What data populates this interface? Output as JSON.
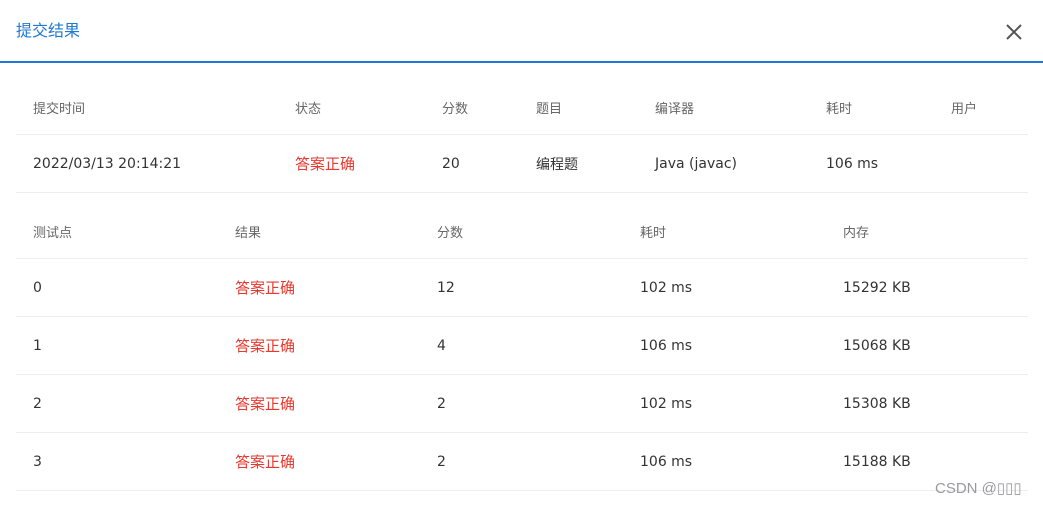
{
  "dialog": {
    "title": "提交结果"
  },
  "summary": {
    "headers": [
      "提交时间",
      "状态",
      "分数",
      "题目",
      "编译器",
      "耗时",
      "用户"
    ],
    "row": {
      "time": "2022/03/13 20:14:21",
      "status": "答案正确",
      "score": "20",
      "problem": "编程题",
      "compiler": "Java (javac)",
      "elapsed": "106 ms",
      "user": ""
    }
  },
  "testcases": {
    "headers": [
      "测试点",
      "结果",
      "分数",
      "耗时",
      "内存"
    ],
    "rows": [
      {
        "id": "0",
        "result": "答案正确",
        "score": "12",
        "time": "102 ms",
        "memory": "15292 KB"
      },
      {
        "id": "1",
        "result": "答案正确",
        "score": "4",
        "time": "106 ms",
        "memory": "15068 KB"
      },
      {
        "id": "2",
        "result": "答案正确",
        "score": "2",
        "time": "102 ms",
        "memory": "15308 KB"
      },
      {
        "id": "3",
        "result": "答案正确",
        "score": "2",
        "time": "106 ms",
        "memory": "15188 KB"
      }
    ]
  },
  "watermark": "CSDN @▯▯▯",
  "colors": {
    "accent": "#1f78d1",
    "success_text": "#e5382f"
  },
  "icons": {
    "close": "close-icon"
  }
}
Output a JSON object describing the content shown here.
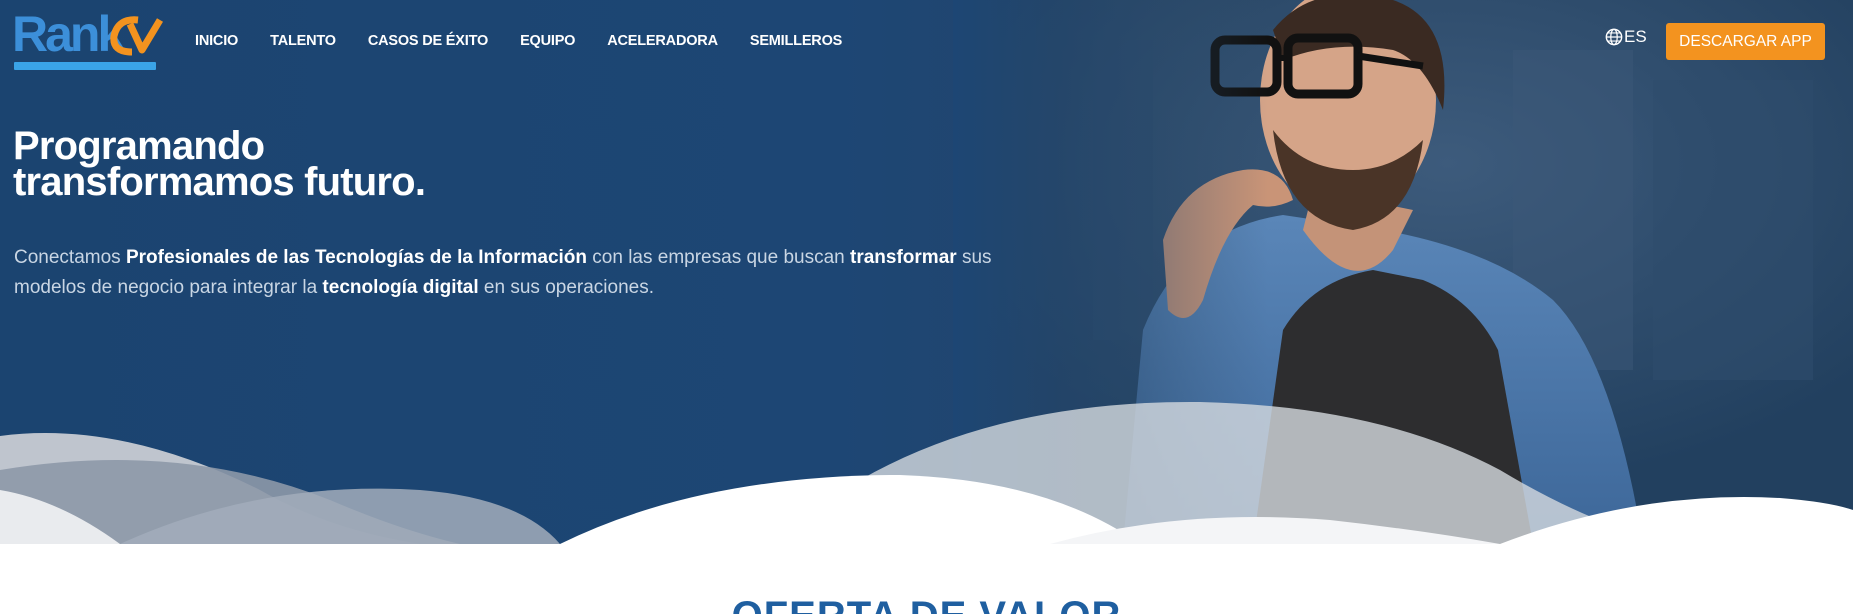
{
  "brand": {
    "logo_text": "Rank",
    "logo_mark": "CV",
    "colors": {
      "logo_blue": "#3c8fd9",
      "logo_orange": "#f3931f"
    }
  },
  "nav": {
    "items": [
      {
        "label": "INICIO"
      },
      {
        "label": "TALENTO"
      },
      {
        "label": "CASOS DE ÉXITO"
      },
      {
        "label": "EQUIPO"
      },
      {
        "label": "ACELERADORA"
      },
      {
        "label": "SEMILLEROS"
      }
    ],
    "language": {
      "icon": "globe-icon",
      "label": "ES"
    },
    "cta_label": "DESCARGAR APP"
  },
  "hero": {
    "headline_line1": "Programando",
    "headline_line2": "transformamos futuro.",
    "lead": {
      "p1": "Conectamos ",
      "b1": "Profesionales de las Tecnologías de la Información",
      "p2": " con las empresas que buscan ",
      "b2": "transformar",
      "p3": " sus modelos de negocio para integrar la ",
      "b3": "tecnología digital",
      "p4": " en sus operaciones."
    }
  },
  "section": {
    "title": "OFERTA DE VALOR"
  },
  "colors": {
    "hero_bg": "#1d4674",
    "cta_bg": "#f3931f",
    "section_title": "#1f5fa0"
  }
}
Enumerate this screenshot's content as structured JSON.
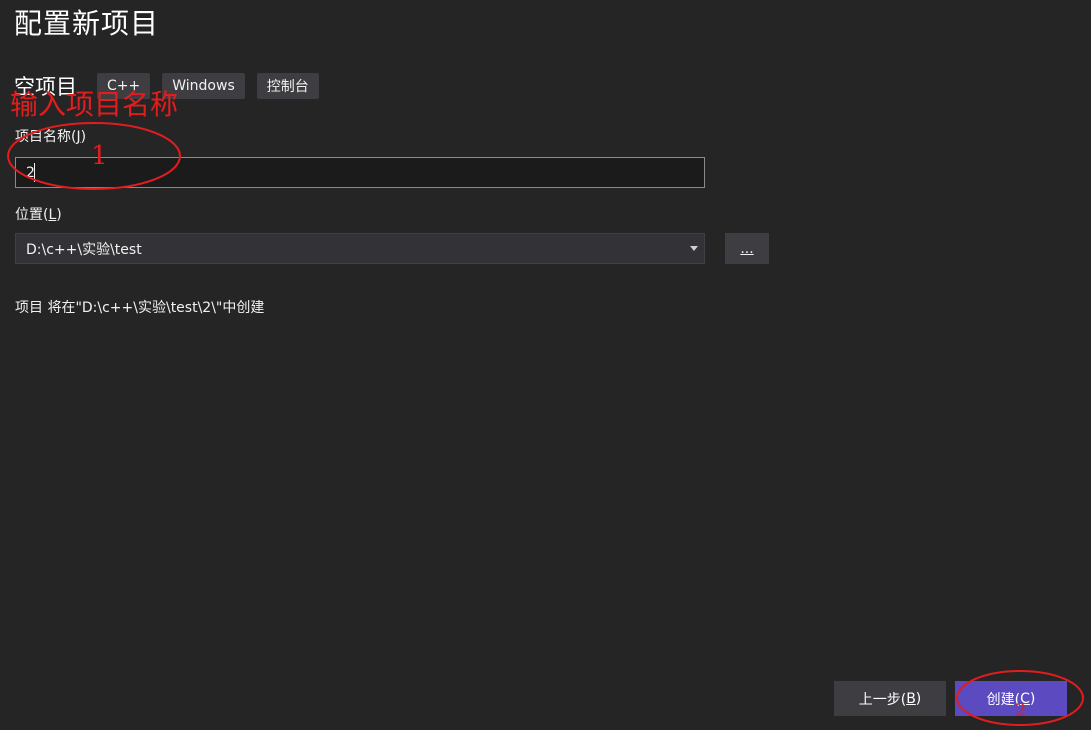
{
  "header": {
    "title": "配置新项目"
  },
  "template": {
    "name": "空项目",
    "tags": [
      "C++",
      "Windows",
      "控制台"
    ]
  },
  "project_name": {
    "label_prefix": "项目名称(",
    "label_key": "J",
    "label_suffix": ")",
    "value": "2"
  },
  "location": {
    "label_prefix": "位置(",
    "label_key": "L",
    "label_suffix": ")",
    "value": "D:\\c++\\实验\\test",
    "browse_label": "..."
  },
  "info": "项目 将在\"D:\\c++\\实验\\test\\2\\\"中创建",
  "buttons": {
    "back_prefix": "上一步(",
    "back_key": "B",
    "back_suffix": ")",
    "create_prefix": "创建(",
    "create_key": "C",
    "create_suffix": ")"
  },
  "annotations": {
    "hint": "输入项目名称",
    "step1": "1",
    "step2": "2",
    "color": "#e11d1d"
  },
  "colors": {
    "background": "#252526",
    "accent": "#5c4ac1"
  }
}
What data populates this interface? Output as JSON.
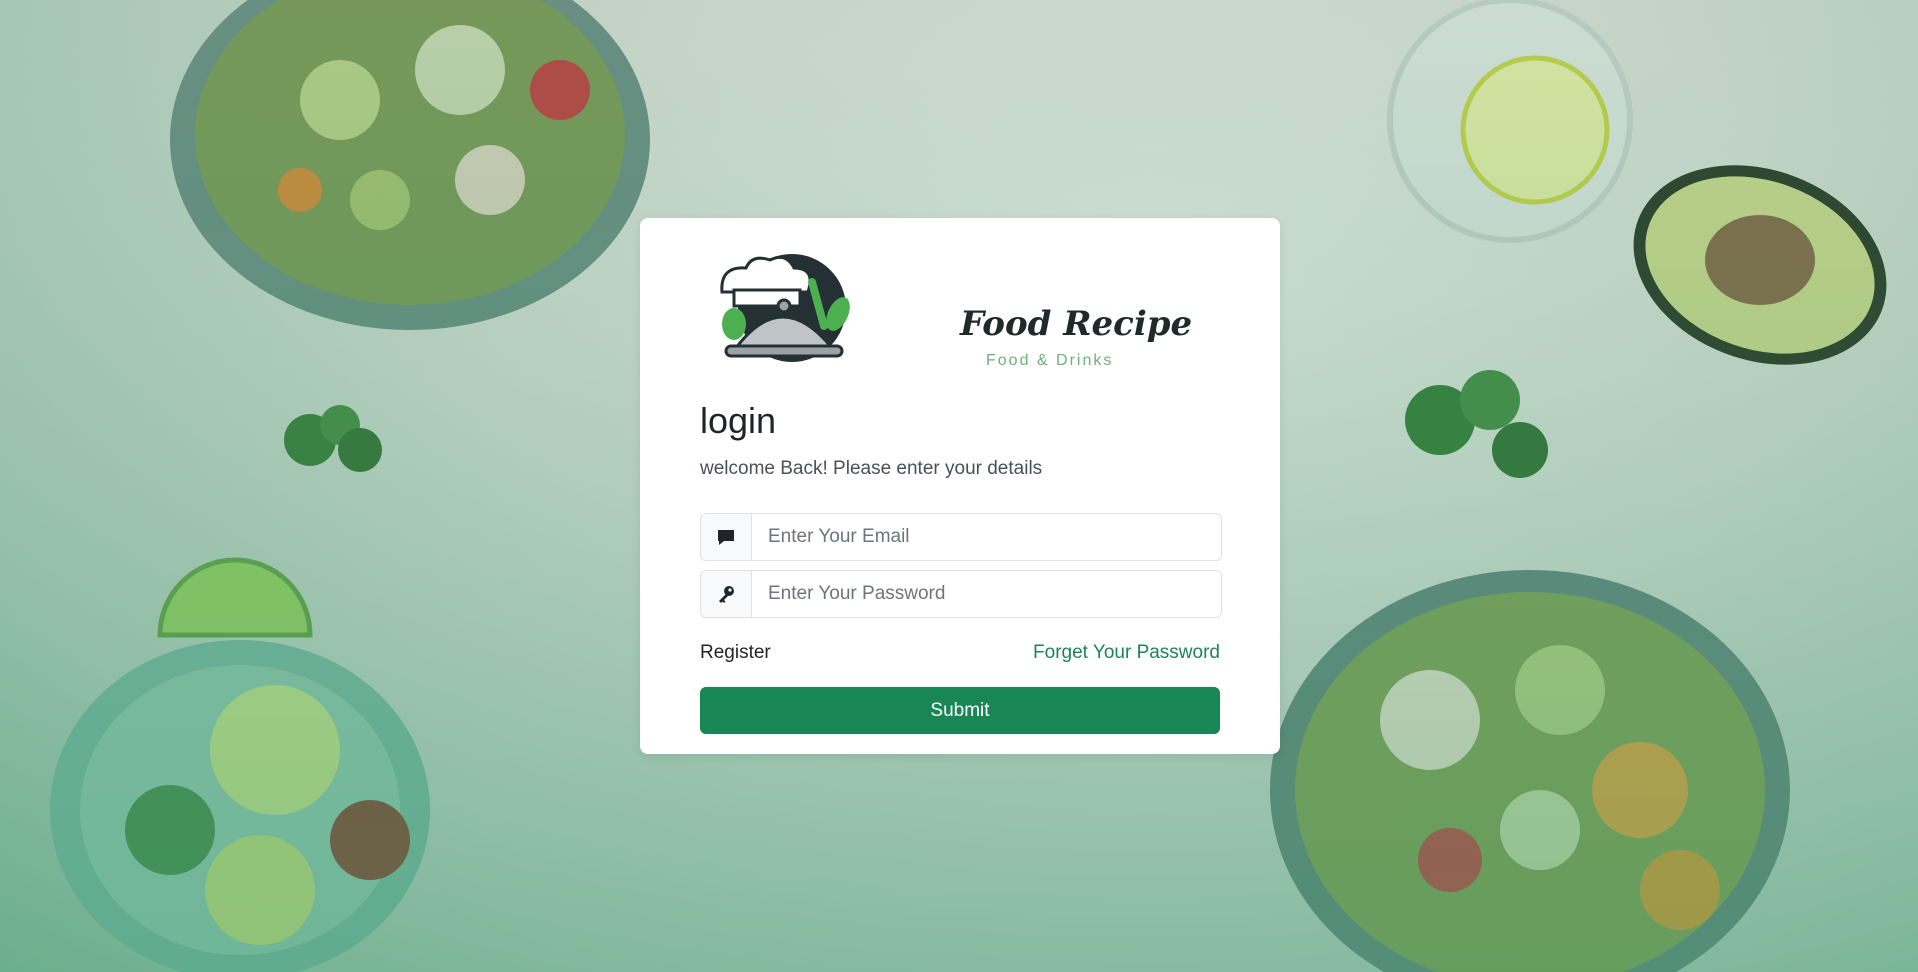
{
  "brand": {
    "title": "Food Recipe",
    "subtitle": "Food & Drinks",
    "logo_icon": "chef-cloche-icon"
  },
  "login": {
    "title": "login",
    "subtitle": "welcome Back! Please enter your details"
  },
  "email": {
    "icon": "chat-bubble-icon",
    "placeholder": "Enter Your Email",
    "value": ""
  },
  "password": {
    "icon": "key-icon",
    "placeholder": "Enter Your Password",
    "value": ""
  },
  "links": {
    "register": "Register",
    "forgot": "Forget Your Password"
  },
  "submit_label": "Submit",
  "colors": {
    "accent": "#198754",
    "text": "#212529",
    "muted": "#495057",
    "logo_green": "#6fb07c"
  }
}
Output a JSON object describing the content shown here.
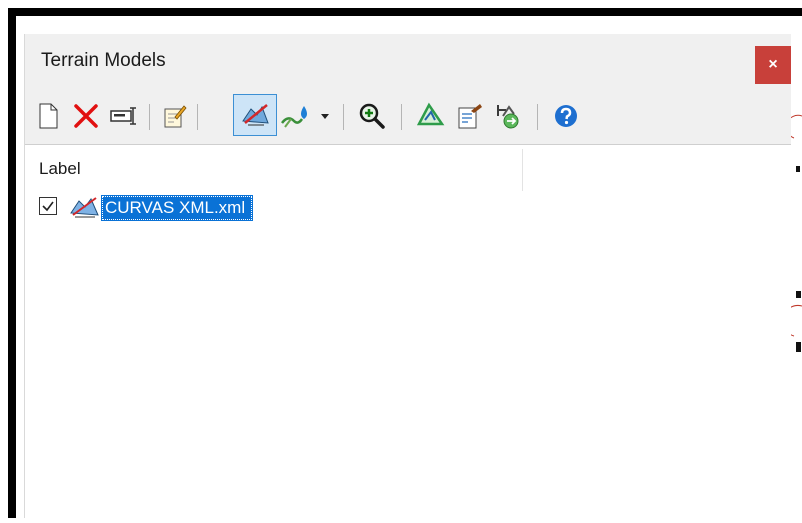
********
**Exercise prompt**
Extract all the data above exactly, excluding every picture.

**Final result**
What data populates this interface? Output as JSON.
{
  "dialog": {
    "title": "提交结果"
  },
  "summary": {
    "headers": [
      "提交时间",
      "状态",
      "分数",
      "题目",
      "编译器",
      "耗时",
      "用户"
    ],
    "row": {
      "time": "2022/03/13 20:14:21",
      "status": "答案正确",
      "score": "20",
      "problem": "编程题",
      "compiler": "Java (javac)",
      "elapsed": "106 ms",
      "user": ""
    }
  },
  "testcases": {
    "headers": [
      "测试点",
      "结果",
      "分数",
      "耗时",
      "内存"
    ],
    "rows": [
      {
        "id": "0",
        "result": "答案正确",
        "score": "12",
        "time": "102 ms",
        "memory": "15292 KB"
      },
      {
        "id": "1",
        "result": "答案正确",
        "score": "4",
        "time": "106 ms",
        "memory": "15068 KB"
      },
      {
        "id": "2",
        "result": "答案正确",
        "score": "2",
        "time": "102 ms",
        "memory": "15308 KB"
      },
      {
        "id": "3",
        "result": "答案正确",
        "score": "2",
        "time": "106 ms",
        "memory": "15188 KB"
      }
    ]
  },
  "watermark": "CSDN @▯▯▯",
  "colors": {
    "accent": "#1f78d1",
    "success_text": "#e5382f"
  },
  "icons": {
    "close": "close-icon"
  }
}
Output a JSON object describing the content shown here.
{
  "brand": {
    "logo_text": "Rank",
    "logo_mark": "CV",
    "colors": {
      "logo_blue": "#3c8fd9",
      "logo_orange": "#f3931f"
    }
  },
  "nav": {
    "items": [
      {
        "label": "INICIO"
      },
      {
        "label": "TALENTO"
      },
      {
        "label": "CASOS DE ÉXITO"
      },
      {
        "label": "EQUIPO"
      },
      {
        "label": "ACELERADORA"
      },
      {
        "label": "SEMILLEROS"
      }
    ],
    "language": {
      "icon": "globe-icon",
      "label": "ES"
    },
    "cta_label": "DESCARGAR APP"
  },
  "hero": {
    "headline_line1": "Programando",
    "headline_line2": "transformamos futuro.",
    "lead": {
      "p1": "Conectamos ",
      "b1": "Profesionales de las Tecnologías de la Información",
      "p2": " con las empresas que buscan ",
      "b2": "transformar",
      "p3": " sus modelos de negocio para integrar la ",
      "b3": "tecnología digital",
      "p4": " en sus operaciones."
    }
  },
  "section": {
    "title": "OFERTA DE VALOR"
  },
  "colors": {
    "hero_bg": "#1d4674",
    "cta_bg": "#f3931f",
    "section_title": "#1f5fa0"
  }
}
Enumerate this screenshot's content as structured JSON.
{
  "header": {
    "title": "配置新项目"
  },
  "template": {
    "name": "空项目",
    "tags": [
      "C++",
      "Windows",
      "控制台"
    ]
  },
  "project_name": {
    "label_prefix": "项目名称(",
    "label_key": "J",
    "label_suffix": ")",
    "value": "2"
  },
  "location": {
    "label_prefix": "位置(",
    "label_key": "L",
    "label_suffix": ")",
    "value": "D:\\c++\\实验\\test",
    "browse_label": "..."
  },
  "info": "项目 将在\"D:\\c++\\实验\\test\\2\\\"中创建",
  "buttons": {
    "back_prefix": "上一步(",
    "back_key": "B",
    "back_suffix": ")",
    "create_prefix": "创建(",
    "create_key": "C",
    "create_suffix": ")"
  },
  "annotations": {
    "hint": "输入项目名称",
    "step1": "1",
    "step2": "2",
    "color": "#e11d1d"
  },
  "colors": {
    "background": "#252526",
    "accent": "#5c4ac1"
  }
}
What data populates this interface? Output as JSON.
{
  "brand": {
    "title": "Food Recipe",
    "subtitle": "Food & Drinks",
    "logo_icon": "chef-cloche-icon"
  },
  "login": {
    "title": "login",
    "subtitle": "welcome Back! Please enter your details"
  },
  "email": {
    "icon": "chat-bubble-icon",
    "placeholder": "Enter Your Email",
    "value": ""
  },
  "password": {
    "icon": "key-icon",
    "placeholder": "Enter Your Password",
    "value": ""
  },
  "links": {
    "register": "Register",
    "forgot": "Forget Your Password"
  },
  "submit_label": "Submit",
  "colors": {
    "accent": "#198754",
    "text": "#212529",
    "muted": "#495057",
    "logo_green": "#6fb07c"
  }
}
Output a JSON object describing the content shown here.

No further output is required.